--- Given task ---
Omit every image, and transcribe the remaining entries exactly as given.

=== Listed entries ===

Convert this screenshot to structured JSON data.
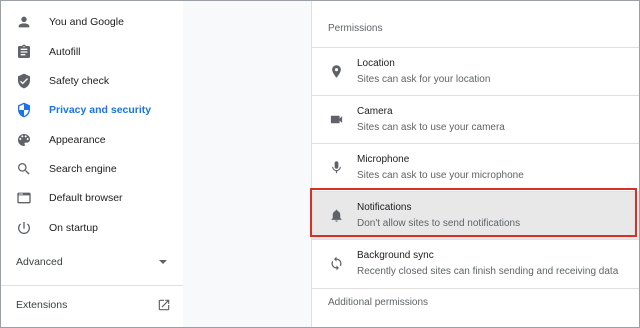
{
  "sidebar": {
    "items": [
      {
        "label": "You and Google",
        "icon": "person-icon"
      },
      {
        "label": "Autofill",
        "icon": "clipboard-icon"
      },
      {
        "label": "Safety check",
        "icon": "shield-check-icon"
      },
      {
        "label": "Privacy and security",
        "icon": "shield-icon",
        "active": true
      },
      {
        "label": "Appearance",
        "icon": "palette-icon"
      },
      {
        "label": "Search engine",
        "icon": "search-icon"
      },
      {
        "label": "Default browser",
        "icon": "browser-icon"
      },
      {
        "label": "On startup",
        "icon": "power-icon"
      }
    ],
    "advanced_label": "Advanced",
    "extensions_label": "Extensions"
  },
  "permissions": {
    "section_title": "Permissions",
    "rows": [
      {
        "title": "Location",
        "subtitle": "Sites can ask for your location",
        "icon": "location-pin-icon"
      },
      {
        "title": "Camera",
        "subtitle": "Sites can ask to use your camera",
        "icon": "camera-icon"
      },
      {
        "title": "Microphone",
        "subtitle": "Sites can ask to use your microphone",
        "icon": "microphone-icon"
      },
      {
        "title": "Notifications",
        "subtitle": "Don't allow sites to send notifications",
        "icon": "bell-icon",
        "highlighted": true
      },
      {
        "title": "Background sync",
        "subtitle": "Recently closed sites can finish sending and receiving data",
        "icon": "sync-icon"
      }
    ],
    "additional_label": "Additional permissions"
  },
  "colors": {
    "accent": "#1a73e8",
    "highlight_border": "#d93025",
    "highlight_fill": "#e8e8e8"
  }
}
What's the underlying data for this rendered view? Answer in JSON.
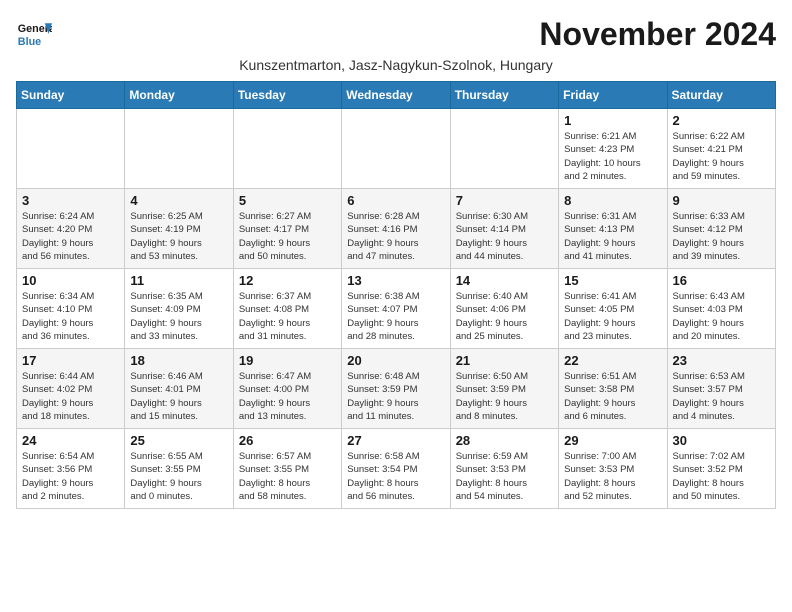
{
  "header": {
    "logo_line1": "General",
    "logo_line2": "Blue",
    "month_title": "November 2024",
    "subtitle": "Kunszentmarton, Jasz-Nagykun-Szolnok, Hungary"
  },
  "days_of_week": [
    "Sunday",
    "Monday",
    "Tuesday",
    "Wednesday",
    "Thursday",
    "Friday",
    "Saturday"
  ],
  "weeks": [
    [
      {
        "day": "",
        "info": ""
      },
      {
        "day": "",
        "info": ""
      },
      {
        "day": "",
        "info": ""
      },
      {
        "day": "",
        "info": ""
      },
      {
        "day": "",
        "info": ""
      },
      {
        "day": "1",
        "info": "Sunrise: 6:21 AM\nSunset: 4:23 PM\nDaylight: 10 hours\nand 2 minutes."
      },
      {
        "day": "2",
        "info": "Sunrise: 6:22 AM\nSunset: 4:21 PM\nDaylight: 9 hours\nand 59 minutes."
      }
    ],
    [
      {
        "day": "3",
        "info": "Sunrise: 6:24 AM\nSunset: 4:20 PM\nDaylight: 9 hours\nand 56 minutes."
      },
      {
        "day": "4",
        "info": "Sunrise: 6:25 AM\nSunset: 4:19 PM\nDaylight: 9 hours\nand 53 minutes."
      },
      {
        "day": "5",
        "info": "Sunrise: 6:27 AM\nSunset: 4:17 PM\nDaylight: 9 hours\nand 50 minutes."
      },
      {
        "day": "6",
        "info": "Sunrise: 6:28 AM\nSunset: 4:16 PM\nDaylight: 9 hours\nand 47 minutes."
      },
      {
        "day": "7",
        "info": "Sunrise: 6:30 AM\nSunset: 4:14 PM\nDaylight: 9 hours\nand 44 minutes."
      },
      {
        "day": "8",
        "info": "Sunrise: 6:31 AM\nSunset: 4:13 PM\nDaylight: 9 hours\nand 41 minutes."
      },
      {
        "day": "9",
        "info": "Sunrise: 6:33 AM\nSunset: 4:12 PM\nDaylight: 9 hours\nand 39 minutes."
      }
    ],
    [
      {
        "day": "10",
        "info": "Sunrise: 6:34 AM\nSunset: 4:10 PM\nDaylight: 9 hours\nand 36 minutes."
      },
      {
        "day": "11",
        "info": "Sunrise: 6:35 AM\nSunset: 4:09 PM\nDaylight: 9 hours\nand 33 minutes."
      },
      {
        "day": "12",
        "info": "Sunrise: 6:37 AM\nSunset: 4:08 PM\nDaylight: 9 hours\nand 31 minutes."
      },
      {
        "day": "13",
        "info": "Sunrise: 6:38 AM\nSunset: 4:07 PM\nDaylight: 9 hours\nand 28 minutes."
      },
      {
        "day": "14",
        "info": "Sunrise: 6:40 AM\nSunset: 4:06 PM\nDaylight: 9 hours\nand 25 minutes."
      },
      {
        "day": "15",
        "info": "Sunrise: 6:41 AM\nSunset: 4:05 PM\nDaylight: 9 hours\nand 23 minutes."
      },
      {
        "day": "16",
        "info": "Sunrise: 6:43 AM\nSunset: 4:03 PM\nDaylight: 9 hours\nand 20 minutes."
      }
    ],
    [
      {
        "day": "17",
        "info": "Sunrise: 6:44 AM\nSunset: 4:02 PM\nDaylight: 9 hours\nand 18 minutes."
      },
      {
        "day": "18",
        "info": "Sunrise: 6:46 AM\nSunset: 4:01 PM\nDaylight: 9 hours\nand 15 minutes."
      },
      {
        "day": "19",
        "info": "Sunrise: 6:47 AM\nSunset: 4:00 PM\nDaylight: 9 hours\nand 13 minutes."
      },
      {
        "day": "20",
        "info": "Sunrise: 6:48 AM\nSunset: 3:59 PM\nDaylight: 9 hours\nand 11 minutes."
      },
      {
        "day": "21",
        "info": "Sunrise: 6:50 AM\nSunset: 3:59 PM\nDaylight: 9 hours\nand 8 minutes."
      },
      {
        "day": "22",
        "info": "Sunrise: 6:51 AM\nSunset: 3:58 PM\nDaylight: 9 hours\nand 6 minutes."
      },
      {
        "day": "23",
        "info": "Sunrise: 6:53 AM\nSunset: 3:57 PM\nDaylight: 9 hours\nand 4 minutes."
      }
    ],
    [
      {
        "day": "24",
        "info": "Sunrise: 6:54 AM\nSunset: 3:56 PM\nDaylight: 9 hours\nand 2 minutes."
      },
      {
        "day": "25",
        "info": "Sunrise: 6:55 AM\nSunset: 3:55 PM\nDaylight: 9 hours\nand 0 minutes."
      },
      {
        "day": "26",
        "info": "Sunrise: 6:57 AM\nSunset: 3:55 PM\nDaylight: 8 hours\nand 58 minutes."
      },
      {
        "day": "27",
        "info": "Sunrise: 6:58 AM\nSunset: 3:54 PM\nDaylight: 8 hours\nand 56 minutes."
      },
      {
        "day": "28",
        "info": "Sunrise: 6:59 AM\nSunset: 3:53 PM\nDaylight: 8 hours\nand 54 minutes."
      },
      {
        "day": "29",
        "info": "Sunrise: 7:00 AM\nSunset: 3:53 PM\nDaylight: 8 hours\nand 52 minutes."
      },
      {
        "day": "30",
        "info": "Sunrise: 7:02 AM\nSunset: 3:52 PM\nDaylight: 8 hours\nand 50 minutes."
      }
    ]
  ]
}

===

--- Exercise answer ---
Convert this screenshot to structured JSON data.
{
  "sidebar": {
    "items": [
      {
        "label": "You and Google",
        "icon": "person-icon"
      },
      {
        "label": "Autofill",
        "icon": "clipboard-icon"
      },
      {
        "label": "Safety check",
        "icon": "shield-check-icon"
      },
      {
        "label": "Privacy and security",
        "icon": "shield-icon",
        "active": true
      },
      {
        "label": "Appearance",
        "icon": "palette-icon"
      },
      {
        "label": "Search engine",
        "icon": "search-icon"
      },
      {
        "label": "Default browser",
        "icon": "browser-icon"
      },
      {
        "label": "On startup",
        "icon": "power-icon"
      }
    ],
    "advanced_label": "Advanced",
    "extensions_label": "Extensions"
  },
  "permissions": {
    "section_title": "Permissions",
    "rows": [
      {
        "title": "Location",
        "subtitle": "Sites can ask for your location",
        "icon": "location-pin-icon"
      },
      {
        "title": "Camera",
        "subtitle": "Sites can ask to use your camera",
        "icon": "camera-icon"
      },
      {
        "title": "Microphone",
        "subtitle": "Sites can ask to use your microphone",
        "icon": "microphone-icon"
      },
      {
        "title": "Notifications",
        "subtitle": "Don't allow sites to send notifications",
        "icon": "bell-icon",
        "highlighted": true
      },
      {
        "title": "Background sync",
        "subtitle": "Recently closed sites can finish sending and receiving data",
        "icon": "sync-icon"
      }
    ],
    "additional_label": "Additional permissions"
  },
  "colors": {
    "accent": "#1a73e8",
    "highlight_border": "#d93025",
    "highlight_fill": "#e8e8e8"
  }
}
What's the underlying data for this rendered view? Answer in JSON.
{
  "header": {
    "logo_line1": "General",
    "logo_line2": "Blue",
    "month_title": "November 2024",
    "subtitle": "Kunszentmarton, Jasz-Nagykun-Szolnok, Hungary"
  },
  "days_of_week": [
    "Sunday",
    "Monday",
    "Tuesday",
    "Wednesday",
    "Thursday",
    "Friday",
    "Saturday"
  ],
  "weeks": [
    [
      {
        "day": "",
        "info": ""
      },
      {
        "day": "",
        "info": ""
      },
      {
        "day": "",
        "info": ""
      },
      {
        "day": "",
        "info": ""
      },
      {
        "day": "",
        "info": ""
      },
      {
        "day": "1",
        "info": "Sunrise: 6:21 AM\nSunset: 4:23 PM\nDaylight: 10 hours\nand 2 minutes."
      },
      {
        "day": "2",
        "info": "Sunrise: 6:22 AM\nSunset: 4:21 PM\nDaylight: 9 hours\nand 59 minutes."
      }
    ],
    [
      {
        "day": "3",
        "info": "Sunrise: 6:24 AM\nSunset: 4:20 PM\nDaylight: 9 hours\nand 56 minutes."
      },
      {
        "day": "4",
        "info": "Sunrise: 6:25 AM\nSunset: 4:19 PM\nDaylight: 9 hours\nand 53 minutes."
      },
      {
        "day": "5",
        "info": "Sunrise: 6:27 AM\nSunset: 4:17 PM\nDaylight: 9 hours\nand 50 minutes."
      },
      {
        "day": "6",
        "info": "Sunrise: 6:28 AM\nSunset: 4:16 PM\nDaylight: 9 hours\nand 47 minutes."
      },
      {
        "day": "7",
        "info": "Sunrise: 6:30 AM\nSunset: 4:14 PM\nDaylight: 9 hours\nand 44 minutes."
      },
      {
        "day": "8",
        "info": "Sunrise: 6:31 AM\nSunset: 4:13 PM\nDaylight: 9 hours\nand 41 minutes."
      },
      {
        "day": "9",
        "info": "Sunrise: 6:33 AM\nSunset: 4:12 PM\nDaylight: 9 hours\nand 39 minutes."
      }
    ],
    [
      {
        "day": "10",
        "info": "Sunrise: 6:34 AM\nSunset: 4:10 PM\nDaylight: 9 hours\nand 36 minutes."
      },
      {
        "day": "11",
        "info": "Sunrise: 6:35 AM\nSunset: 4:09 PM\nDaylight: 9 hours\nand 33 minutes."
      },
      {
        "day": "12",
        "info": "Sunrise: 6:37 AM\nSunset: 4:08 PM\nDaylight: 9 hours\nand 31 minutes."
      },
      {
        "day": "13",
        "info": "Sunrise: 6:38 AM\nSunset: 4:07 PM\nDaylight: 9 hours\nand 28 minutes."
      },
      {
        "day": "14",
        "info": "Sunrise: 6:40 AM\nSunset: 4:06 PM\nDaylight: 9 hours\nand 25 minutes."
      },
      {
        "day": "15",
        "info": "Sunrise: 6:41 AM\nSunset: 4:05 PM\nDaylight: 9 hours\nand 23 minutes."
      },
      {
        "day": "16",
        "info": "Sunrise: 6:43 AM\nSunset: 4:03 PM\nDaylight: 9 hours\nand 20 minutes."
      }
    ],
    [
      {
        "day": "17",
        "info": "Sunrise: 6:44 AM\nSunset: 4:02 PM\nDaylight: 9 hours\nand 18 minutes."
      },
      {
        "day": "18",
        "info": "Sunrise: 6:46 AM\nSunset: 4:01 PM\nDaylight: 9 hours\nand 15 minutes."
      },
      {
        "day": "19",
        "info": "Sunrise: 6:47 AM\nSunset: 4:00 PM\nDaylight: 9 hours\nand 13 minutes."
      },
      {
        "day": "20",
        "info": "Sunrise: 6:48 AM\nSunset: 3:59 PM\nDaylight: 9 hours\nand 11 minutes."
      },
      {
        "day": "21",
        "info": "Sunrise: 6:50 AM\nSunset: 3:59 PM\nDaylight: 9 hours\nand 8 minutes."
      },
      {
        "day": "22",
        "info": "Sunrise: 6:51 AM\nSunset: 3:58 PM\nDaylight: 9 hours\nand 6 minutes."
      },
      {
        "day": "23",
        "info": "Sunrise: 6:53 AM\nSunset: 3:57 PM\nDaylight: 9 hours\nand 4 minutes."
      }
    ],
    [
      {
        "day": "24",
        "info": "Sunrise: 6:54 AM\nSunset: 3:56 PM\nDaylight: 9 hours\nand 2 minutes."
      },
      {
        "day": "25",
        "info": "Sunrise: 6:55 AM\nSunset: 3:55 PM\nDaylight: 9 hours\nand 0 minutes."
      },
      {
        "day": "26",
        "info": "Sunrise: 6:57 AM\nSunset: 3:55 PM\nDaylight: 8 hours\nand 58 minutes."
      },
      {
        "day": "27",
        "info": "Sunrise: 6:58 AM\nSunset: 3:54 PM\nDaylight: 8 hours\nand 56 minutes."
      },
      {
        "day": "28",
        "info": "Sunrise: 6:59 AM\nSunset: 3:53 PM\nDaylight: 8 hours\nand 54 minutes."
      },
      {
        "day": "29",
        "info": "Sunrise: 7:00 AM\nSunset: 3:53 PM\nDaylight: 8 hours\nand 52 minutes."
      },
      {
        "day": "30",
        "info": "Sunrise: 7:02 AM\nSunset: 3:52 PM\nDaylight: 8 hours\nand 50 minutes."
      }
    ]
  ]
}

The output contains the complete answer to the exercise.